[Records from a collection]
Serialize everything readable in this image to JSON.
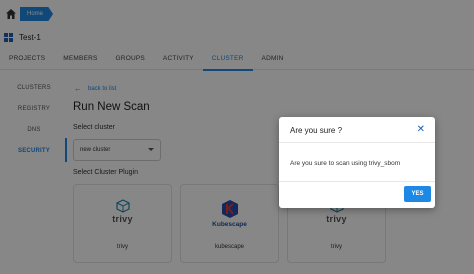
{
  "header": {
    "breadcrumb": "Home",
    "project_title": "Test-1"
  },
  "tabs": [
    {
      "label": "PROJECTS"
    },
    {
      "label": "MEMBERS"
    },
    {
      "label": "GROUPS"
    },
    {
      "label": "ACTIVITY"
    },
    {
      "label": "CLUSTER",
      "active": true
    },
    {
      "label": "ADMIN"
    }
  ],
  "sidebar": {
    "items": [
      {
        "label": "CLUSTERS"
      },
      {
        "label": "REGISTRY"
      },
      {
        "label": "DNS"
      },
      {
        "label": "SECURITY",
        "active": true
      }
    ]
  },
  "main": {
    "back_label": "back to list",
    "title": "Run New Scan",
    "select_cluster_label": "Select cluster",
    "select_value": "new cluster",
    "select_plugin_label": "Select Cluster Plugin",
    "plugins": [
      {
        "name": "trivy",
        "logo_text": "trivy",
        "icon": "trivy-logo-icon"
      },
      {
        "name": "kubescape",
        "logo_text": "Kubescape",
        "icon": "kubescape-logo-icon"
      },
      {
        "name": "trivy",
        "logo_text": "trivy",
        "icon": "trivy-logo-icon"
      }
    ]
  },
  "dialog": {
    "title": "Are you sure ?",
    "body": "Are you sure to scan using trivy_sbom",
    "yes_label": "YES"
  },
  "colors": {
    "accent": "#1e88e5",
    "overlay": "rgba(0,0,0,0.47)"
  }
}
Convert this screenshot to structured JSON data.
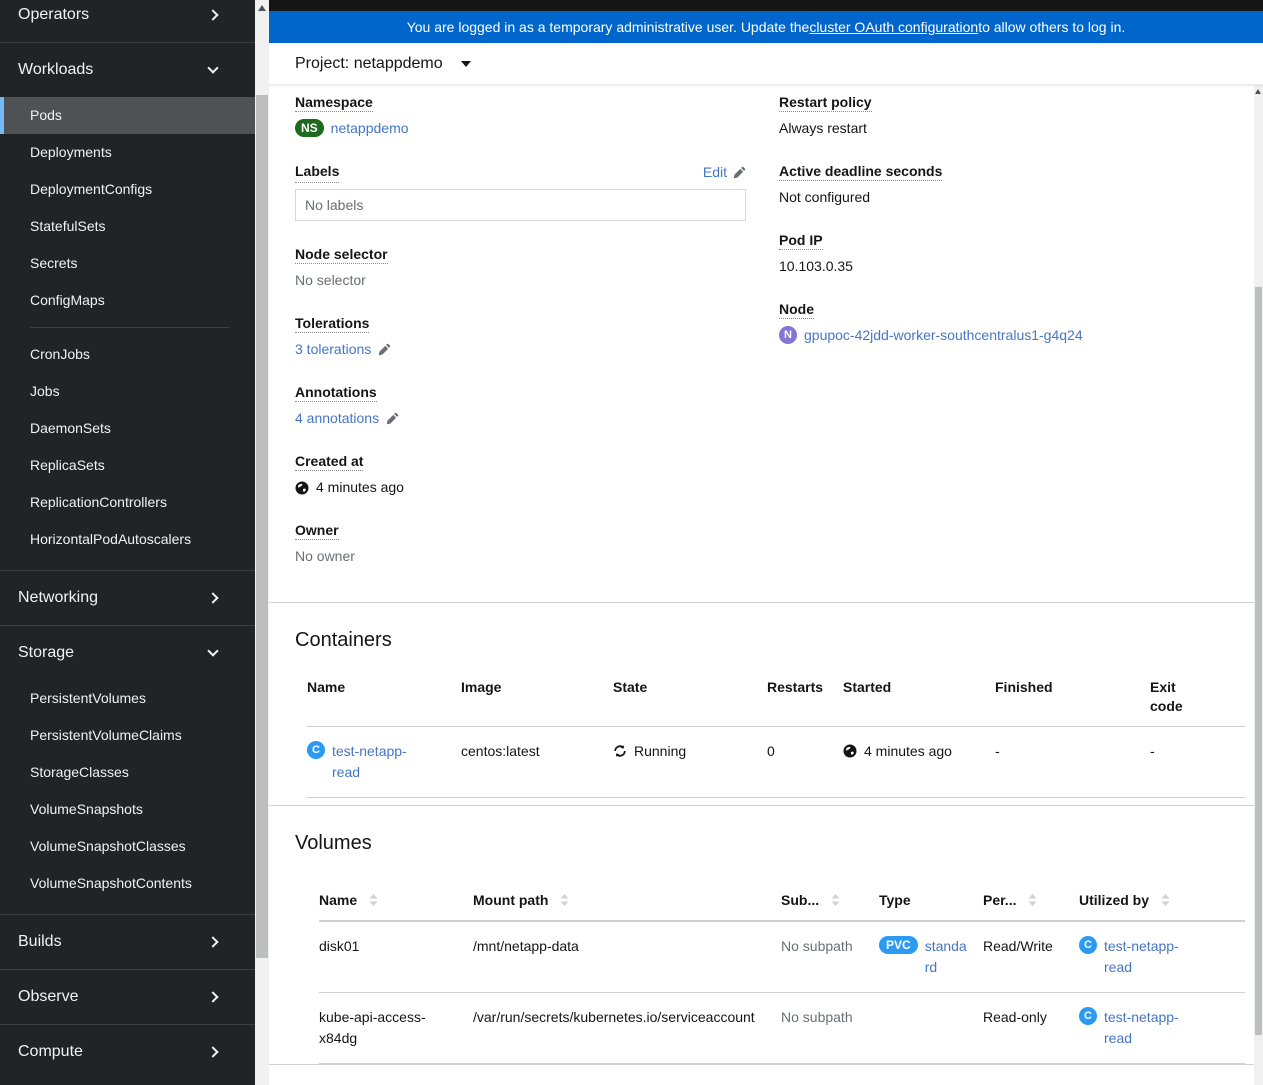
{
  "colors": {
    "banner_bg": "#0066cc",
    "link": "#4576c4",
    "sidebar_bg": "#212427",
    "sidebar_selected_bg": "#4f5255",
    "sidebar_accent": "#73bcf7",
    "namespace_badge": "#1e6b1e",
    "node_badge": "#8476d1",
    "container_badge": "#2b9af3",
    "pvc_badge": "#2b9af3",
    "muted_text": "#6a6e73"
  },
  "banner": {
    "text_before": "You are logged in as a temporary administrative user. Update the ",
    "link": "cluster OAuth configuration",
    "text_after": " to allow others to log in."
  },
  "project_bar": {
    "label": "Project: netappdemo"
  },
  "sidebar": {
    "sections": [
      {
        "label": "Operators",
        "expanded": false
      },
      {
        "label": "Workloads",
        "expanded": true,
        "items": [
          {
            "label": "Pods",
            "active": true
          },
          {
            "label": "Deployments"
          },
          {
            "label": "DeploymentConfigs"
          },
          {
            "label": "StatefulSets"
          },
          {
            "label": "Secrets"
          },
          {
            "label": "ConfigMaps"
          },
          {
            "label": "CronJobs",
            "divider_before": true
          },
          {
            "label": "Jobs"
          },
          {
            "label": "DaemonSets"
          },
          {
            "label": "ReplicaSets"
          },
          {
            "label": "ReplicationControllers"
          },
          {
            "label": "HorizontalPodAutoscalers"
          }
        ]
      },
      {
        "label": "Networking",
        "expanded": false
      },
      {
        "label": "Storage",
        "expanded": true,
        "items": [
          {
            "label": "PersistentVolumes"
          },
          {
            "label": "PersistentVolumeClaims"
          },
          {
            "label": "StorageClasses"
          },
          {
            "label": "VolumeSnapshots"
          },
          {
            "label": "VolumeSnapshotClasses"
          },
          {
            "label": "VolumeSnapshotContents"
          }
        ]
      },
      {
        "label": "Builds",
        "expanded": false
      },
      {
        "label": "Observe",
        "expanded": false
      },
      {
        "label": "Compute",
        "expanded": false
      }
    ]
  },
  "details": {
    "namespace": {
      "label": "Namespace",
      "badge": "NS",
      "value": "netappdemo"
    },
    "labels": {
      "label": "Labels",
      "edit": "Edit",
      "empty": "No labels"
    },
    "node_selector": {
      "label": "Node selector",
      "value": "No selector"
    },
    "tolerations": {
      "label": "Tolerations",
      "link": "3 tolerations"
    },
    "annotations": {
      "label": "Annotations",
      "link": "4 annotations"
    },
    "created_at": {
      "label": "Created at",
      "icon": "globe-icon",
      "value": "4 minutes ago"
    },
    "owner": {
      "label": "Owner",
      "value": "No owner"
    },
    "restart_policy": {
      "label": "Restart policy",
      "value": "Always restart"
    },
    "active_deadline": {
      "label": "Active deadline seconds",
      "value": "Not configured"
    },
    "pod_ip": {
      "label": "Pod IP",
      "value": "10.103.0.35"
    },
    "node": {
      "label": "Node",
      "badge": "N",
      "value": "gpupoc-42jdd-worker-southcentralus1-g4q24"
    }
  },
  "containers": {
    "title": "Containers",
    "columns": [
      {
        "label": "Name"
      },
      {
        "label": "Image"
      },
      {
        "label": "State"
      },
      {
        "label": "Restarts"
      },
      {
        "label": "Started"
      },
      {
        "label": "Finished"
      },
      {
        "label": "Exit code",
        "narrow": true
      }
    ],
    "rows": [
      [
        {
          "kind": "resource-link",
          "badge": "C",
          "icon": "container-badge-icon",
          "text": "test-netapp-read"
        },
        {
          "kind": "text",
          "text": "centos:latest"
        },
        {
          "kind": "state",
          "icon": "sync-icon",
          "text": "Running"
        },
        {
          "kind": "text",
          "text": "0"
        },
        {
          "kind": "time",
          "icon": "globe-icon",
          "text": "4 minutes ago"
        },
        {
          "kind": "text",
          "text": "-"
        },
        {
          "kind": "text",
          "text": "-"
        }
      ]
    ]
  },
  "volumes": {
    "title": "Volumes",
    "columns": [
      {
        "label": "Name",
        "sortable": true
      },
      {
        "label": "Mount path",
        "sortable": true
      },
      {
        "label": "Sub...",
        "sortable": true
      },
      {
        "label": "Type"
      },
      {
        "label": "Per...",
        "sortable": true
      },
      {
        "label": "Utilized by",
        "sortable": true
      }
    ],
    "rows": [
      [
        {
          "kind": "text",
          "text": "disk01"
        },
        {
          "kind": "text",
          "text": "/mnt/netapp-data"
        },
        {
          "kind": "muted",
          "text": "No subpath"
        },
        {
          "kind": "pvc-link",
          "badge": "PVC",
          "icon": "pvc-badge-icon",
          "text": "standard"
        },
        {
          "kind": "text",
          "text": "Read/Write"
        },
        {
          "kind": "resource-link",
          "badge": "C",
          "icon": "container-badge-icon",
          "text": "test-netapp-read"
        }
      ],
      [
        {
          "kind": "text",
          "text": "kube-api-access-x84dg"
        },
        {
          "kind": "text",
          "text": "/var/run/secrets/kubernetes.io/serviceaccount"
        },
        {
          "kind": "muted",
          "text": "No subpath"
        },
        {
          "kind": "empty"
        },
        {
          "kind": "text",
          "text": "Read-only"
        },
        {
          "kind": "resource-link",
          "badge": "C",
          "icon": "container-badge-icon",
          "text": "test-netapp-read"
        }
      ]
    ]
  }
}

WHAT IS ASKED:
Print all the records again exactly; do not include any picture.

THE OUTPUT:
Serialize everything readable in this image to JSON.
{
  "header": {
    "breadcrumb": "Home",
    "project_title": "Test-1"
  },
  "tabs": [
    {
      "label": "PROJECTS"
    },
    {
      "label": "MEMBERS"
    },
    {
      "label": "GROUPS"
    },
    {
      "label": "ACTIVITY"
    },
    {
      "label": "CLUSTER",
      "active": true
    },
    {
      "label": "ADMIN"
    }
  ],
  "sidebar": {
    "items": [
      {
        "label": "CLUSTERS"
      },
      {
        "label": "REGISTRY"
      },
      {
        "label": "DNS"
      },
      {
        "label": "SECURITY",
        "active": true
      }
    ]
  },
  "main": {
    "back_label": "back to list",
    "title": "Run New Scan",
    "select_cluster_label": "Select cluster",
    "select_value": "new cluster",
    "select_plugin_label": "Select Cluster Plugin",
    "plugins": [
      {
        "name": "trivy",
        "logo_text": "trivy",
        "icon": "trivy-logo-icon"
      },
      {
        "name": "kubescape",
        "logo_text": "Kubescape",
        "icon": "kubescape-logo-icon"
      },
      {
        "name": "trivy",
        "logo_text": "trivy",
        "icon": "trivy-logo-icon"
      }
    ]
  },
  "dialog": {
    "title": "Are you sure ?",
    "body": "Are you sure to scan using trivy_sbom",
    "yes_label": "YES"
  },
  "colors": {
    "accent": "#1e88e5",
    "overlay": "rgba(0,0,0,0.47)"
  }
}
Convert this screenshot to structured JSON data.
{
  "colors": {
    "banner_bg": "#0066cc",
    "link": "#4576c4",
    "sidebar_bg": "#212427",
    "sidebar_selected_bg": "#4f5255",
    "sidebar_accent": "#73bcf7",
    "namespace_badge": "#1e6b1e",
    "node_badge": "#8476d1",
    "container_badge": "#2b9af3",
    "pvc_badge": "#2b9af3",
    "muted_text": "#6a6e73"
  },
  "banner": {
    "text_before": "You are logged in as a temporary administrative user. Update the ",
    "link": "cluster OAuth configuration",
    "text_after": " to allow others to log in."
  },
  "project_bar": {
    "label": "Project: netappdemo"
  },
  "sidebar": {
    "sections": [
      {
        "label": "Operators",
        "expanded": false
      },
      {
        "label": "Workloads",
        "expanded": true,
        "items": [
          {
            "label": "Pods",
            "active": true
          },
          {
            "label": "Deployments"
          },
          {
            "label": "DeploymentConfigs"
          },
          {
            "label": "StatefulSets"
          },
          {
            "label": "Secrets"
          },
          {
            "label": "ConfigMaps"
          },
          {
            "label": "CronJobs",
            "divider_before": true
          },
          {
            "label": "Jobs"
          },
          {
            "label": "DaemonSets"
          },
          {
            "label": "ReplicaSets"
          },
          {
            "label": "ReplicationControllers"
          },
          {
            "label": "HorizontalPodAutoscalers"
          }
        ]
      },
      {
        "label": "Networking",
        "expanded": false
      },
      {
        "label": "Storage",
        "expanded": true,
        "items": [
          {
            "label": "PersistentVolumes"
          },
          {
            "label": "PersistentVolumeClaims"
          },
          {
            "label": "StorageClasses"
          },
          {
            "label": "VolumeSnapshots"
          },
          {
            "label": "VolumeSnapshotClasses"
          },
          {
            "label": "VolumeSnapshotContents"
          }
        ]
      },
      {
        "label": "Builds",
        "expanded": false
      },
      {
        "label": "Observe",
        "expanded": false
      },
      {
        "label": "Compute",
        "expanded": false
      }
    ]
  },
  "details": {
    "namespace": {
      "label": "Namespace",
      "badge": "NS",
      "value": "netappdemo"
    },
    "labels": {
      "label": "Labels",
      "edit": "Edit",
      "empty": "No labels"
    },
    "node_selector": {
      "label": "Node selector",
      "value": "No selector"
    },
    "tolerations": {
      "label": "Tolerations",
      "link": "3 tolerations"
    },
    "annotations": {
      "label": "Annotations",
      "link": "4 annotations"
    },
    "created_at": {
      "label": "Created at",
      "icon": "globe-icon",
      "value": "4 minutes ago"
    },
    "owner": {
      "label": "Owner",
      "value": "No owner"
    },
    "restart_policy": {
      "label": "Restart policy",
      "value": "Always restart"
    },
    "active_deadline": {
      "label": "Active deadline seconds",
      "value": "Not configured"
    },
    "pod_ip": {
      "label": "Pod IP",
      "value": "10.103.0.35"
    },
    "node": {
      "label": "Node",
      "badge": "N",
      "value": "gpupoc-42jdd-worker-southcentralus1-g4q24"
    }
  },
  "containers": {
    "title": "Containers",
    "columns": [
      {
        "label": "Name"
      },
      {
        "label": "Image"
      },
      {
        "label": "State"
      },
      {
        "label": "Restarts"
      },
      {
        "label": "Started"
      },
      {
        "label": "Finished"
      },
      {
        "label": "Exit code",
        "narrow": true
      }
    ],
    "rows": [
      [
        {
          "kind": "resource-link",
          "badge": "C",
          "icon": "container-badge-icon",
          "text": "test-netapp-read"
        },
        {
          "kind": "text",
          "text": "centos:latest"
        },
        {
          "kind": "state",
          "icon": "sync-icon",
          "text": "Running"
        },
        {
          "kind": "text",
          "text": "0"
        },
        {
          "kind": "time",
          "icon": "globe-icon",
          "text": "4 minutes ago"
        },
        {
          "kind": "text",
          "text": "-"
        },
        {
          "kind": "text",
          "text": "-"
        }
      ]
    ]
  },
  "volumes": {
    "title": "Volumes",
    "columns": [
      {
        "label": "Name",
        "sortable": true
      },
      {
        "label": "Mount path",
        "sortable": true
      },
      {
        "label": "Sub...",
        "sortable": true
      },
      {
        "label": "Type"
      },
      {
        "label": "Per...",
        "sortable": true
      },
      {
        "label": "Utilized by",
        "sortable": true
      }
    ],
    "rows": [
      [
        {
          "kind": "text",
          "text": "disk01"
        },
        {
          "kind": "text",
          "text": "/mnt/netapp-data"
        },
        {
          "kind": "muted",
          "text": "No subpath"
        },
        {
          "kind": "pvc-link",
          "badge": "PVC",
          "icon": "pvc-badge-icon",
          "text": "standard"
        },
        {
          "kind": "text",
          "text": "Read/Write"
        },
        {
          "kind": "resource-link",
          "badge": "C",
          "icon": "container-badge-icon",
          "text": "test-netapp-read"
        }
      ],
      [
        {
          "kind": "text",
          "text": "kube-api-access-x84dg"
        },
        {
          "kind": "text",
          "text": "/var/run/secrets/kubernetes.io/serviceaccount"
        },
        {
          "kind": "muted",
          "text": "No subpath"
        },
        {
          "kind": "empty"
        },
        {
          "kind": "text",
          "text": "Read-only"
        },
        {
          "kind": "resource-link",
          "badge": "C",
          "icon": "container-badge-icon",
          "text": "test-netapp-read"
        }
      ]
    ]
  }
}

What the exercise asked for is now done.